GIVEN REQUEST. Without the pictures, set down every line of the data exactly.

======== DATA IN THIS EXERCISE ========

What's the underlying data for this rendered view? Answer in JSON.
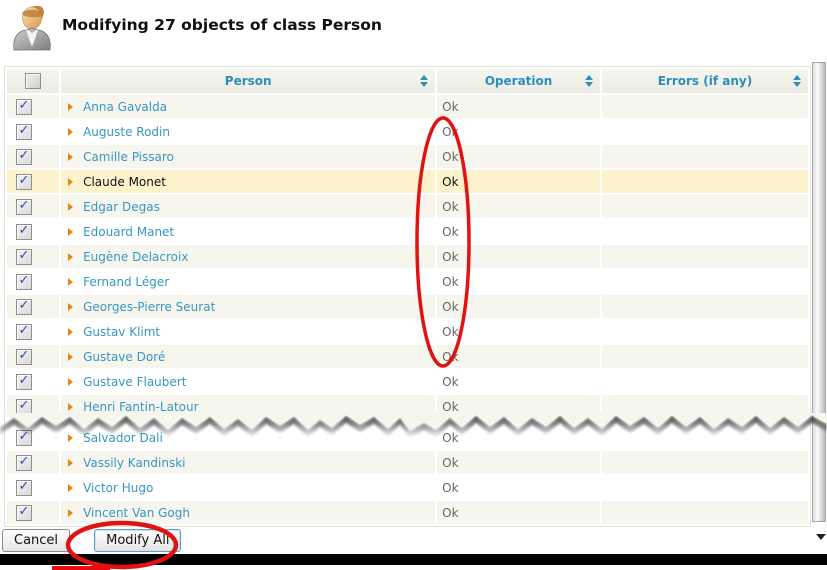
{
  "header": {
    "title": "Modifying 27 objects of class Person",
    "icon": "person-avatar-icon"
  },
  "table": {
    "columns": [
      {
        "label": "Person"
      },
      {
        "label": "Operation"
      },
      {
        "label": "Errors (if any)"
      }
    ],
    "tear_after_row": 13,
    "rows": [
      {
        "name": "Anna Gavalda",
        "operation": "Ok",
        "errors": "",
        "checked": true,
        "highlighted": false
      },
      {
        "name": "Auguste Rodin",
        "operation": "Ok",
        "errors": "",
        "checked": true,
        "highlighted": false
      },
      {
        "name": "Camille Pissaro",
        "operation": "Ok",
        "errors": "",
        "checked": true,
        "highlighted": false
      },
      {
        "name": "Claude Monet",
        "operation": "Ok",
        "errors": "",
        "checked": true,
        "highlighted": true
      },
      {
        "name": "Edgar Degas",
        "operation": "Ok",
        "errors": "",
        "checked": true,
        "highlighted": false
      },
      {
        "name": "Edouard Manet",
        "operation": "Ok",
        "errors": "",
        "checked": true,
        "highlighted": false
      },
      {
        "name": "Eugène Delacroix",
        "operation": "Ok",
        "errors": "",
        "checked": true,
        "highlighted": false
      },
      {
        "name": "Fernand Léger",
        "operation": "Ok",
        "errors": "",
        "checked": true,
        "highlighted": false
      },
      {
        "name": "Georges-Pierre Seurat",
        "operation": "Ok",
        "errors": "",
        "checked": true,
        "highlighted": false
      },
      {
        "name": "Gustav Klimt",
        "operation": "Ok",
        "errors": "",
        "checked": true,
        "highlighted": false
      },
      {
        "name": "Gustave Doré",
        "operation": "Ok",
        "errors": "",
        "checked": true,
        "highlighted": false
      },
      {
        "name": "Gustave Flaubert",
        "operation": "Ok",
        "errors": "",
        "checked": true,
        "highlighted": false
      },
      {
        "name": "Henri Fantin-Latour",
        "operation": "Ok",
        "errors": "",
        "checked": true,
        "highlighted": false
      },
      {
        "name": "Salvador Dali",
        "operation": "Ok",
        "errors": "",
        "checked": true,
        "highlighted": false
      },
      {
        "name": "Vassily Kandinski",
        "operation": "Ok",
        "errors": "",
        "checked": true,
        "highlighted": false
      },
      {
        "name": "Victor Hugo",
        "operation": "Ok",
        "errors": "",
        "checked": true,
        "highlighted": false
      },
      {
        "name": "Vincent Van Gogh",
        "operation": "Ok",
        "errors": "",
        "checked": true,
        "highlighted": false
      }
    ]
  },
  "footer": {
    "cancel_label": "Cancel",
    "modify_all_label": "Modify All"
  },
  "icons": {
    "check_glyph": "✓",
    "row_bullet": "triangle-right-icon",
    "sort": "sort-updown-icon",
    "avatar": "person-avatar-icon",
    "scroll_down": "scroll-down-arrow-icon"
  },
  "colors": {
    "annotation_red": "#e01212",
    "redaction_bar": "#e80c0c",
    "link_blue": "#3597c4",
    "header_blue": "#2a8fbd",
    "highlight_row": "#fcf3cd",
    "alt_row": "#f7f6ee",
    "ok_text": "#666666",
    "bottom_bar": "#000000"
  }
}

========

FINAL RESULT.
What's the underlying data for this rendered view? Answer in JSON.
{
  "header": {
    "title": "Modifying 27 objects of class Person",
    "icon": "person-avatar-icon"
  },
  "table": {
    "columns": [
      {
        "label": "Person"
      },
      {
        "label": "Operation"
      },
      {
        "label": "Errors (if any)"
      }
    ],
    "tear_after_row": 13,
    "rows": [
      {
        "name": "Anna Gavalda",
        "operation": "Ok",
        "errors": "",
        "checked": true,
        "highlighted": false
      },
      {
        "name": "Auguste Rodin",
        "operation": "Ok",
        "errors": "",
        "checked": true,
        "highlighted": false
      },
      {
        "name": "Camille Pissaro",
        "operation": "Ok",
        "errors": "",
        "checked": true,
        "highlighted": false
      },
      {
        "name": "Claude Monet",
        "operation": "Ok",
        "errors": "",
        "checked": true,
        "highlighted": true
      },
      {
        "name": "Edgar Degas",
        "operation": "Ok",
        "errors": "",
        "checked": true,
        "highlighted": false
      },
      {
        "name": "Edouard Manet",
        "operation": "Ok",
        "errors": "",
        "checked": true,
        "highlighted": false
      },
      {
        "name": "Eugène Delacroix",
        "operation": "Ok",
        "errors": "",
        "checked": true,
        "highlighted": false
      },
      {
        "name": "Fernand Léger",
        "operation": "Ok",
        "errors": "",
        "checked": true,
        "highlighted": false
      },
      {
        "name": "Georges-Pierre Seurat",
        "operation": "Ok",
        "errors": "",
        "checked": true,
        "highlighted": false
      },
      {
        "name": "Gustav Klimt",
        "operation": "Ok",
        "errors": "",
        "checked": true,
        "highlighted": false
      },
      {
        "name": "Gustave Doré",
        "operation": "Ok",
        "errors": "",
        "checked": true,
        "highlighted": false
      },
      {
        "name": "Gustave Flaubert",
        "operation": "Ok",
        "errors": "",
        "checked": true,
        "highlighted": false
      },
      {
        "name": "Henri Fantin-Latour",
        "operation": "Ok",
        "errors": "",
        "checked": true,
        "highlighted": false
      },
      {
        "name": "Salvador Dali",
        "operation": "Ok",
        "errors": "",
        "checked": true,
        "highlighted": false
      },
      {
        "name": "Vassily Kandinski",
        "operation": "Ok",
        "errors": "",
        "checked": true,
        "highlighted": false
      },
      {
        "name": "Victor Hugo",
        "operation": "Ok",
        "errors": "",
        "checked": true,
        "highlighted": false
      },
      {
        "name": "Vincent Van Gogh",
        "operation": "Ok",
        "errors": "",
        "checked": true,
        "highlighted": false
      }
    ]
  },
  "footer": {
    "cancel_label": "Cancel",
    "modify_all_label": "Modify All"
  },
  "icons": {
    "check_glyph": "✓",
    "row_bullet": "triangle-right-icon",
    "sort": "sort-updown-icon",
    "avatar": "person-avatar-icon",
    "scroll_down": "scroll-down-arrow-icon"
  },
  "colors": {
    "annotation_red": "#e01212",
    "redaction_bar": "#e80c0c",
    "link_blue": "#3597c4",
    "header_blue": "#2a8fbd",
    "highlight_row": "#fcf3cd",
    "alt_row": "#f7f6ee",
    "ok_text": "#666666",
    "bottom_bar": "#000000"
  }
}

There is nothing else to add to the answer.